Sehr geehrte Mitglieder der EMMA-Redaktion,

in Ihrem Artikel “Meinungsfreiheit für Kinderpornos?” nehmen Sie Bezug auf die aktuellen Pläne unserer Regierung, dokumentierten Kindesmissbrauch (“Kinderpornographie”) im Internet mit Hilfe von Netzsperren zu bekämpfen. Dabei tätigen Sie einige Aussagen, die ich als Gegnerin dieser Vorhaben so nicht stehen lassen kann und will. Daher möchte ich meine Sicht der Dinge kurz erläutern.

In Ihrem Artikel geben Sie zunächst sehr richtig die Argumente der Protestbewegung wieder, dass derartige Netzsperren die Inhalte nur verdecken, statt sie zu entfernen, und dass einer Zensur Vorschub geleistet wird. Ihre Gegenargumente jedoch sind teilweise für mich in keiner Weise nachvollziehbar.

Bezüglich der Aussage Ursula von der Leyens, die Netzsperren seien lediglich “Teil eines Gesamtplans” zur Bekämpfung von Kindesmissbrauch und dessen Dokumentation muss sich die Ministerin die Frage gefallen lassen, was sie diesbezüglich bisher unternommen hat. Ist sie wirklich so konsequent, oder versucht sie dies lediglich, pünktlich zum Wahlkampf, durch Netzsperren-Aktionismus zu suggerieren?

Ihre Aussage “Das macht in der Tat zum Beispiel dann Sinn, wenn der Server, auf dem die Seite liegt, im Ausland steht, so dass Bürokratie oder fehlende Rechtshilfe abkommen das Abschalten erheblich schwieriger machen”, entspricht nur teilweise der Realität. Wie der Chaos Computer Club (CCC) und der Verein Missbrauchsopfer gegen Internetsperren (MOGIS), deren Engagement für die Bekämpfung sogenannter Kinderpornos, wie Sie sehen, gar nicht so gering ist, wie der Artikel suggeriert, umfangreich dokumentiert haben, steht ein Großteil der Server, auf denen derartiges Material angeboten wird, in Deutschland oder im europäischen Ausland. Eine Löschung des Materials und Verfolgung der Täter sollte also durchaus im Bereich des Möglichen liegen. Auch die mangelnde Kooperation der Provider erwies sich bei einer Aktion des von Ihnen erwähnten Arbeitskreises gegen Internetsperren und Zensur nicht als großes Problem: Die Aktivisten konnten innerhalb von 12 Stunden die Löschung von 60 Seiten mit sogenannten Kinderpornos veranlassen. Dies funktionierte sowohl innerhalb Deutschlands als auch im Ausland. Wenn bereits eine Gruppe von Aktivisten einen derartigen Erfolg erzielen kann, wieviel eher müsste dies dann staatlichen Stellen mit ihrem ungleich größeren Einfluss gelingen?

================

## [AUFGABE 1]
In wie vielen Zeilen der Auflistung zählen Sie die Zeichenfolge „switches“, wenn Groß- und Kleinschreibung beachtet wird? Nennen Sie nur die Zahl.

Teil einer Datendatei:
================

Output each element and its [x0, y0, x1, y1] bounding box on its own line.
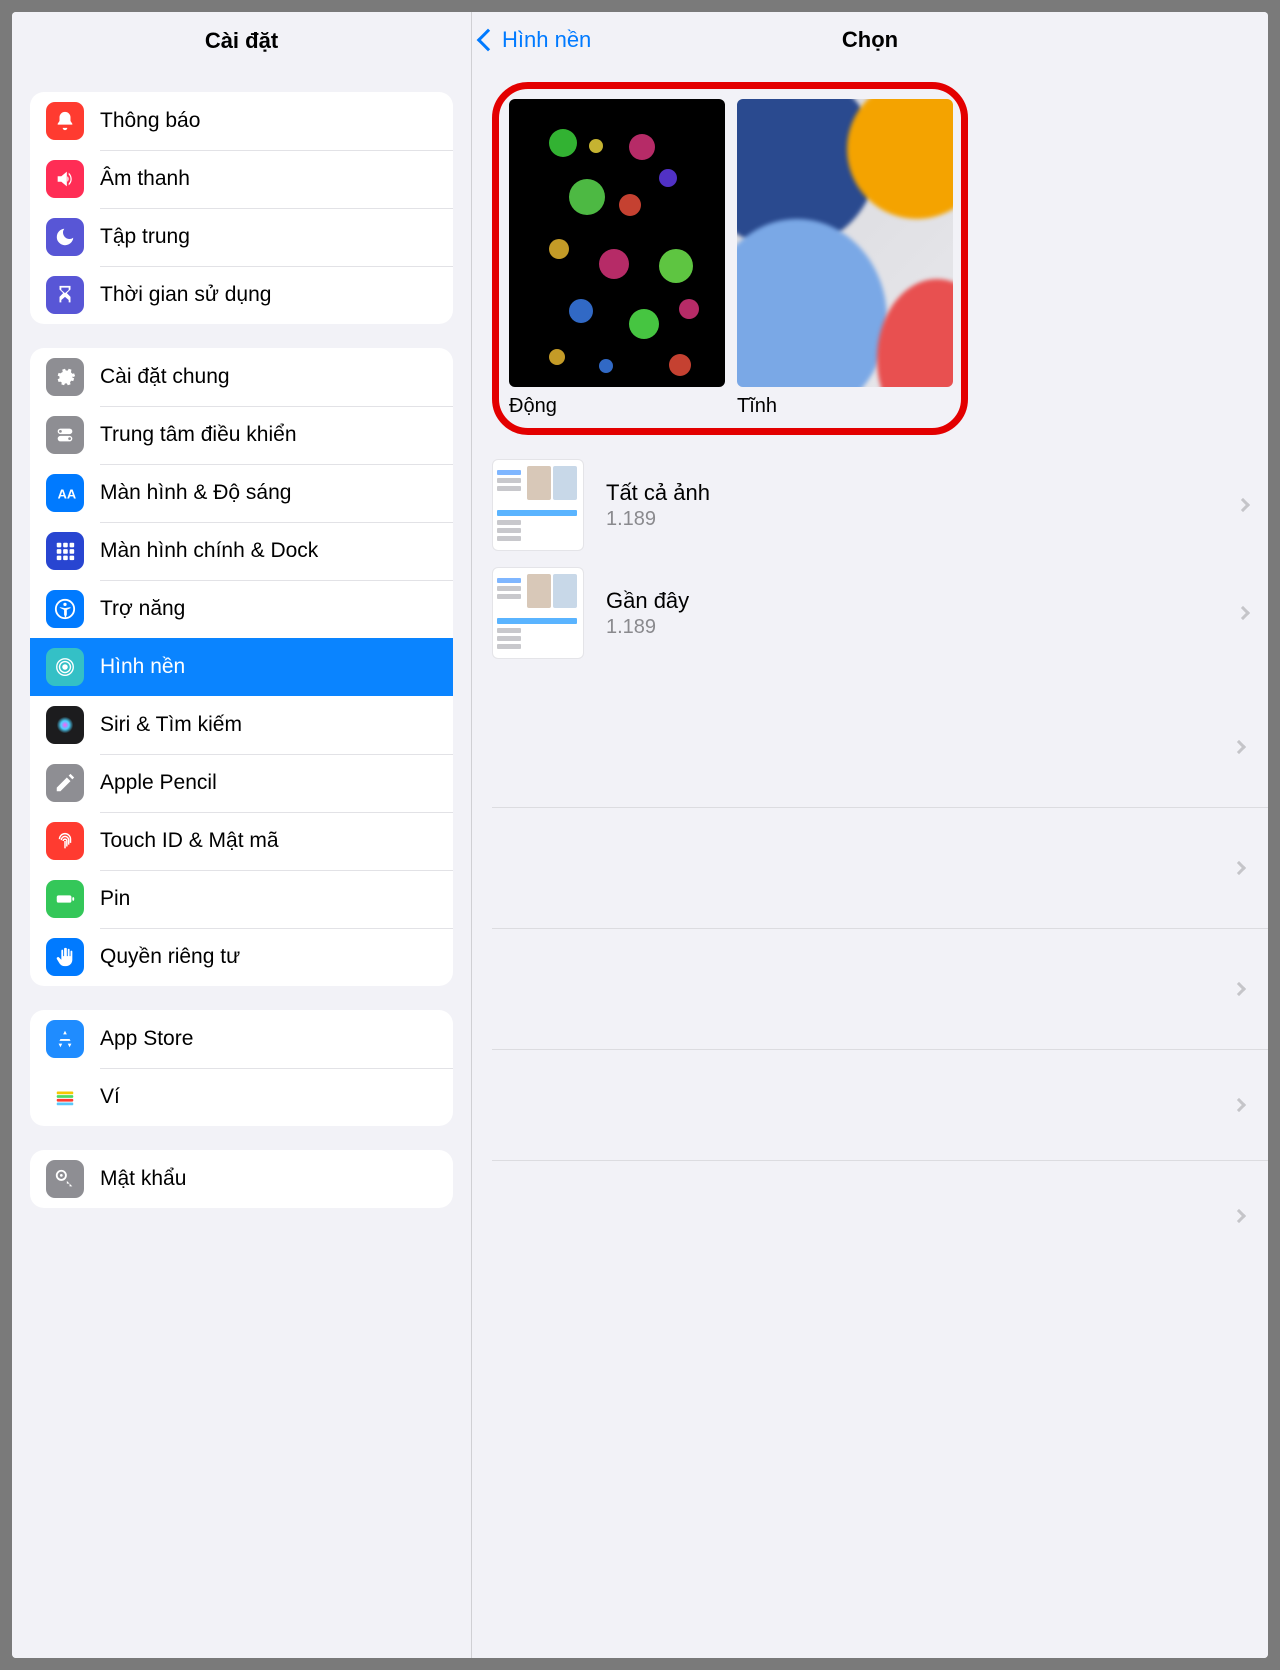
album-list: Tất cả ảnh1.189Gần đây1.189 — [472, 451, 1268, 667]
sidebar-item-grid[interactable]: Màn hình chính & Dock — [30, 522, 453, 580]
list-row[interactable] — [472, 687, 1268, 807]
back-label: Hình nền — [502, 27, 591, 53]
sidebar-item-label: Thông báo — [100, 109, 437, 133]
detail-title: Chọn — [842, 27, 898, 53]
sidebar-item-label: Touch ID & Mật mã — [100, 829, 437, 853]
list-row[interactable] — [472, 1161, 1268, 1271]
album-row[interactable]: Gần đây1.189 — [472, 559, 1268, 667]
display-icon: AA — [46, 474, 84, 512]
sidebar-item-siri[interactable]: Siri & Tìm kiếm — [30, 696, 453, 754]
appstore-icon — [46, 1020, 84, 1058]
sidebar-item-fingerprint[interactable]: Touch ID & Mật mã — [30, 812, 453, 870]
sidebar-item-label: Tập trung — [100, 225, 437, 249]
sidebar-title: Cài đặt — [12, 12, 471, 68]
detail-header: Hình nền Chọn — [472, 12, 1268, 68]
sidebar-item-label: Pin — [100, 887, 437, 911]
list-row[interactable] — [472, 929, 1268, 1049]
sidebar-item-moon[interactable]: Tập trung — [30, 208, 453, 266]
sidebar-item-speaker[interactable]: Âm thanh — [30, 150, 453, 208]
key-icon — [46, 1160, 84, 1198]
sidebar-section: Mật khẩu — [30, 1150, 453, 1208]
sidebar-item-hourglass[interactable]: Thời gian sử dụng — [30, 266, 453, 324]
speaker-icon — [46, 160, 84, 198]
sidebar-item-label: Trợ năng — [100, 597, 437, 621]
wallpaper-type-dynamic[interactable]: Động — [509, 99, 725, 418]
settings-sidebar: Cài đặt Thông báo Âm thanh Tập trung Thời g… — [12, 12, 472, 1658]
list-row[interactable] — [472, 808, 1268, 928]
sidebar-item-label: Thời gian sử dụng — [100, 283, 437, 307]
sidebar-item-label: Trung tâm điều khiển — [100, 423, 437, 447]
still-wallpaper-thumb — [737, 99, 953, 387]
chevron-right-icon — [1232, 982, 1246, 996]
chevron-right-icon — [1236, 606, 1250, 620]
sidebar-item-switches[interactable]: Trung tâm điều khiển — [30, 406, 453, 464]
album-title: Gần đây — [606, 588, 1238, 614]
back-button[interactable]: Hình nền — [480, 27, 591, 53]
accessibility-icon — [46, 590, 84, 628]
switches-icon — [46, 416, 84, 454]
sidebar-item-bell[interactable]: Thông báo — [30, 92, 453, 150]
sidebar-item-label: Âm thanh — [100, 167, 437, 191]
settings-split-view: Cài đặt Thông báo Âm thanh Tập trung Thời g… — [12, 12, 1268, 1658]
album-thumb — [492, 567, 584, 659]
pencil-icon — [46, 764, 84, 802]
sidebar-item-gear[interactable]: Cài đặt chung — [30, 348, 453, 406]
svg-text:AA: AA — [58, 487, 76, 502]
album-count: 1.189 — [606, 616, 1238, 639]
bell-icon — [46, 102, 84, 140]
sidebar-item-label: Cài đặt chung — [100, 365, 437, 389]
wallpaper-types-highlight: Động Tĩnh — [492, 82, 968, 435]
sidebar-item-key[interactable]: Mật khẩu — [30, 1150, 453, 1208]
album-row[interactable]: Tất cả ảnh1.189 — [472, 451, 1268, 559]
battery-icon — [46, 880, 84, 918]
grid-icon — [46, 532, 84, 570]
album-thumb — [492, 459, 584, 551]
sidebar-section: Cài đặt chung Trung tâm điều khiển AA Màn h… — [30, 348, 453, 986]
sidebar-item-label: Màn hình & Độ sáng — [100, 481, 437, 505]
dynamic-wallpaper-thumb — [509, 99, 725, 387]
additional-rows — [472, 687, 1268, 1271]
fingerprint-icon — [46, 822, 84, 860]
chevron-right-icon — [1232, 1209, 1246, 1223]
wallpaper-type-label: Động — [509, 395, 725, 418]
sidebar-section: Thông báo Âm thanh Tập trung Thời gian sử d… — [30, 92, 453, 324]
sidebar-item-label: Ví — [100, 1085, 437, 1109]
chevron-right-icon — [1232, 861, 1246, 875]
album-count: 1.189 — [606, 508, 1238, 531]
chevron-right-icon — [1232, 740, 1246, 754]
wallpaper-type-still[interactable]: Tĩnh — [737, 99, 953, 418]
sidebar-item-label: Hình nền — [100, 655, 437, 679]
sidebar-item-label: App Store — [100, 1027, 437, 1051]
hourglass-icon — [46, 276, 84, 314]
siri-icon — [46, 706, 84, 744]
sidebar-item-label: Màn hình chính & Dock — [100, 539, 437, 563]
detail-content: ĐộngTĩnh Tất cả ảnh1.189Gần đây1.189 — [472, 68, 1268, 1658]
sidebar-item-label: Siri & Tìm kiếm — [100, 713, 437, 737]
chevron-right-icon — [1236, 498, 1250, 512]
detail-panel: Hình nền Chọn ĐộngTĩnh Tất cả ảnh1.189Gầ… — [472, 12, 1268, 1658]
sidebar-item-pencil[interactable]: Apple Pencil — [30, 754, 453, 812]
sidebar-section: App Store Ví — [30, 1010, 453, 1126]
wallet-icon — [46, 1078, 84, 1116]
sidebar-item-hand[interactable]: Quyền riêng tư — [30, 928, 453, 986]
moon-icon — [46, 218, 84, 256]
sidebar-item-label: Apple Pencil — [100, 771, 437, 795]
sidebar-item-accessibility[interactable]: Trợ năng — [30, 580, 453, 638]
sidebar-item-wallpaper[interactable]: Hình nền — [30, 638, 453, 696]
list-row[interactable] — [472, 1050, 1268, 1160]
sidebar-item-label: Quyền riêng tư — [100, 945, 437, 969]
wallpaper-icon — [46, 648, 84, 686]
sidebar-item-wallet[interactable]: Ví — [30, 1068, 453, 1126]
sidebar-item-battery[interactable]: Pin — [30, 870, 453, 928]
album-title: Tất cả ảnh — [606, 480, 1238, 506]
wallpaper-type-label: Tĩnh — [737, 395, 953, 418]
sidebar-item-label: Mật khẩu — [100, 1167, 437, 1191]
hand-icon — [46, 938, 84, 976]
gear-icon — [46, 358, 84, 396]
sidebar-item-display[interactable]: AA Màn hình & Độ sáng — [30, 464, 453, 522]
sidebar-item-appstore[interactable]: App Store — [30, 1010, 453, 1068]
chevron-right-icon — [1232, 1098, 1246, 1112]
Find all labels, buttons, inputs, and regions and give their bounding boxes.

================

## [AUFGABE 2]
Wo steht laut dem Brief an die EMMA-Redaktion ein Großteil der Server, auf denen solches Material angeboten wird?

## [ERWARTETE ANTWORT 1]
2

## [ERWARTETE ANTWORT 2]
In Deutschland oder im europäischen Ausland.